(Saved data entries)
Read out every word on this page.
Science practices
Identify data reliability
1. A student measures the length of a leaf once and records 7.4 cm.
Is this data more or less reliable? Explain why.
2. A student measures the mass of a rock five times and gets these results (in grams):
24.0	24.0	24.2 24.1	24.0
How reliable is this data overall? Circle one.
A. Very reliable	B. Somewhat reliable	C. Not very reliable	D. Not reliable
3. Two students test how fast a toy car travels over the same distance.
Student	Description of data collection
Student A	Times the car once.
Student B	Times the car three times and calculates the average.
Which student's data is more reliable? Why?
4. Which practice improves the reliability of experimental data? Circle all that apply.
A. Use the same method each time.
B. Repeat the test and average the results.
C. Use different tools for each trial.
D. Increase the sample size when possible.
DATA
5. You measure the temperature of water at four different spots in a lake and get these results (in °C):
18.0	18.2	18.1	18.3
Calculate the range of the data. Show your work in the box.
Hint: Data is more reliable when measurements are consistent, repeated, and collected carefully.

[YOUR OBJECTIVE] Search the data above for the string "reliability" and return every line that has it.

[RESPONSE BELOW]
Identify data reliability
4. Which practice improves the reliability of experimental data? Circle all that apply.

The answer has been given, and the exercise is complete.